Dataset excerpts
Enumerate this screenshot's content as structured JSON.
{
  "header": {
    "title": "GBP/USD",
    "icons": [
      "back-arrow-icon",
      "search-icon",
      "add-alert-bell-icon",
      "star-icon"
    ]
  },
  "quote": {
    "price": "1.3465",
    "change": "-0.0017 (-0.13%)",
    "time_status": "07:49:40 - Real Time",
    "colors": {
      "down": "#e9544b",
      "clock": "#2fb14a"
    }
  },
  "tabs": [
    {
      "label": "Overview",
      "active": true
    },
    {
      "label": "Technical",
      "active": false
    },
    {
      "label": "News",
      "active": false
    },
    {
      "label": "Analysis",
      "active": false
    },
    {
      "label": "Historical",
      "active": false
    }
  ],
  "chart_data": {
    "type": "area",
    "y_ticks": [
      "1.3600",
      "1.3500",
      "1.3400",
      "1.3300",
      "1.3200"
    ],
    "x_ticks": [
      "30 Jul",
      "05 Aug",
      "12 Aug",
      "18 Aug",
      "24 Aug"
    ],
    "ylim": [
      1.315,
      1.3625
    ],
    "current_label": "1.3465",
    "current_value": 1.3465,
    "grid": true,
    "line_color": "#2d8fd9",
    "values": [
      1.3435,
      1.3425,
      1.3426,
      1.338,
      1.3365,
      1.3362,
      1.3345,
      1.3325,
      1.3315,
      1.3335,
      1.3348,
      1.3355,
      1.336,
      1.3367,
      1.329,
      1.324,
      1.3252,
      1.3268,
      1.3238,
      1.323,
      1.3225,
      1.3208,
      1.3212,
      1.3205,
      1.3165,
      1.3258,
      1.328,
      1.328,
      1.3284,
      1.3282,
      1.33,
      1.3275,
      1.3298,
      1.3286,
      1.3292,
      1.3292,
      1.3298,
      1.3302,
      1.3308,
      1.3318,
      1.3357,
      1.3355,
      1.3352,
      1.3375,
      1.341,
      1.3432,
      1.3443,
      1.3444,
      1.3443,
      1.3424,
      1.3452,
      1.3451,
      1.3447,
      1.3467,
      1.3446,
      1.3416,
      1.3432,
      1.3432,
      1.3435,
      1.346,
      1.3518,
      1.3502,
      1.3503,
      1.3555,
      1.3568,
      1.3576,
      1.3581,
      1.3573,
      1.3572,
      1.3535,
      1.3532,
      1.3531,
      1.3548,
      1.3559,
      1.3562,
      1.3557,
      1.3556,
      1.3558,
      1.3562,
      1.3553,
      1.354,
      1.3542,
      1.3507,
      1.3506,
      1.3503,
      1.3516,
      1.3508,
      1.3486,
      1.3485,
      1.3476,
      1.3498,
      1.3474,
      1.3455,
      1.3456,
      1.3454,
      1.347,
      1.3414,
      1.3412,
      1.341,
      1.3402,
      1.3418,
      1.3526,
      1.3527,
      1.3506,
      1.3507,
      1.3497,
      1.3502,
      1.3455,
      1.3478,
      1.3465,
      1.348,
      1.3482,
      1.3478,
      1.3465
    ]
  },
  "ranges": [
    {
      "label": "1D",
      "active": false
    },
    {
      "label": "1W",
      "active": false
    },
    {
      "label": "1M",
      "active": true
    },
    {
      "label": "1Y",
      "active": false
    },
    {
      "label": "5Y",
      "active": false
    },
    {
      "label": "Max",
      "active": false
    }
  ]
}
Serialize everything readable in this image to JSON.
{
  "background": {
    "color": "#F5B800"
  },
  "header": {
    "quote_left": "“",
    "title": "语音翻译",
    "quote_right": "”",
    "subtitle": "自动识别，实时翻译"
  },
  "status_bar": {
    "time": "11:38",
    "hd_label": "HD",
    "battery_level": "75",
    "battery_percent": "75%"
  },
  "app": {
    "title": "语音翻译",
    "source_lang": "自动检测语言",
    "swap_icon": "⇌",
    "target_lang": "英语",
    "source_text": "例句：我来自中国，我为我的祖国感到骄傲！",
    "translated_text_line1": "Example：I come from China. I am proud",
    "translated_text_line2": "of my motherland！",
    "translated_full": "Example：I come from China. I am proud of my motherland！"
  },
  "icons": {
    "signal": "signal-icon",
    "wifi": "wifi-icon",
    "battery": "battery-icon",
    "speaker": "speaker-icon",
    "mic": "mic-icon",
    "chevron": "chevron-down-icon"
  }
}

Written exercise >> Collect the lines that hold "down".

Result of the exercise >>
      "down": "#e9544b",
    "chevron": "chevron-down-icon"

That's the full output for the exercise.